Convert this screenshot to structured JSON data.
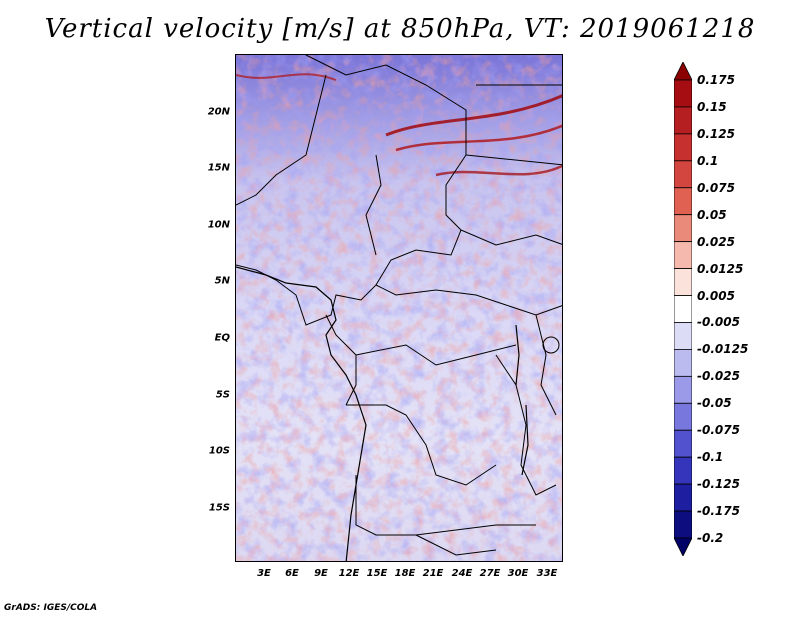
{
  "title": "Vertical velocity [m/s] at 850hPa, VT: 2019061218",
  "credit": "GrADS: IGES/COLA",
  "lat_labels": [
    "20N",
    "15N",
    "10N",
    "5N",
    "EQ",
    "5S",
    "10S",
    "15S"
  ],
  "lon_labels": [
    "3E",
    "6E",
    "9E",
    "12E",
    "15E",
    "18E",
    "21E",
    "24E",
    "27E",
    "30E",
    "33E"
  ],
  "colorbar": {
    "labels": [
      "0.175",
      "0.15",
      "0.125",
      "0.1",
      "0.075",
      "0.05",
      "0.025",
      "0.0125",
      "0.005",
      "-0.005",
      "-0.0125",
      "-0.025",
      "-0.05",
      "-0.075",
      "-0.1",
      "-0.125",
      "-0.175",
      "-0.2"
    ],
    "colors": [
      "#8b0000",
      "#a60d12",
      "#b61f22",
      "#c6302f",
      "#d3453f",
      "#e06052",
      "#e98a7a",
      "#f5b9ad",
      "#fbe3dc",
      "#ffffff",
      "#dcdcf7",
      "#bbbbf0",
      "#9a9ae8",
      "#7777dd",
      "#5252ce",
      "#3535bb",
      "#1e1ea0",
      "#0d0d80",
      "#000066"
    ]
  }
}
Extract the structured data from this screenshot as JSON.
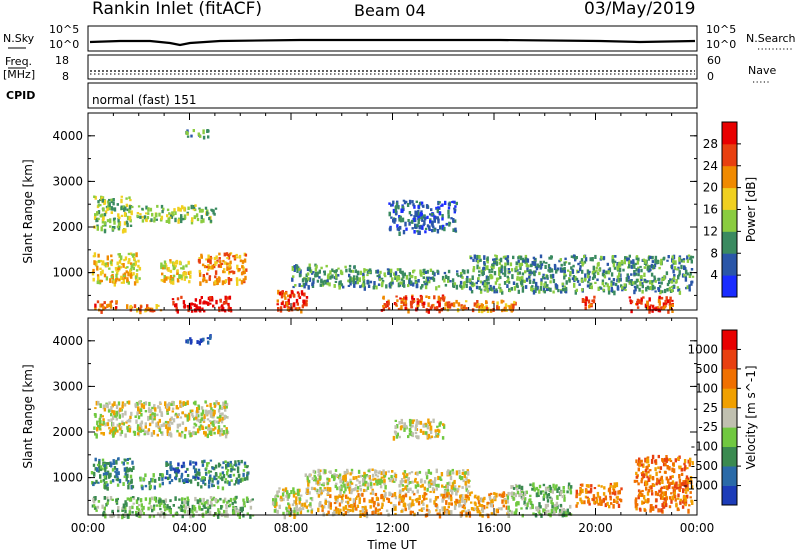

**Stated task**
Take the data above and repeat it exactly, leaving each picture out.

**Exercise solution**
Convert this screenshot to structured JSON data.
{
  "title": "Vertical velocity [m/s] at 850hPa, VT: 2019061218",
  "credit": "GrADS: IGES/COLA",
  "lat_labels": [
    "20N",
    "15N",
    "10N",
    "5N",
    "EQ",
    "5S",
    "10S",
    "15S"
  ],
  "lon_labels": [
    "3E",
    "6E",
    "9E",
    "12E",
    "15E",
    "18E",
    "21E",
    "24E",
    "27E",
    "30E",
    "33E"
  ],
  "colorbar": {
    "labels": [
      "0.175",
      "0.15",
      "0.125",
      "0.1",
      "0.075",
      "0.05",
      "0.025",
      "0.0125",
      "0.005",
      "-0.005",
      "-0.0125",
      "-0.025",
      "-0.05",
      "-0.075",
      "-0.1",
      "-0.125",
      "-0.175",
      "-0.2"
    ],
    "colors": [
      "#8b0000",
      "#a60d12",
      "#b61f22",
      "#c6302f",
      "#d3453f",
      "#e06052",
      "#e98a7a",
      "#f5b9ad",
      "#fbe3dc",
      "#ffffff",
      "#dcdcf7",
      "#bbbbf0",
      "#9a9ae8",
      "#7777dd",
      "#5252ce",
      "#3535bb",
      "#1e1ea0",
      "#0d0d80",
      "#000066"
    ]
  }
}
Extract the structured data from this screenshot as JSON.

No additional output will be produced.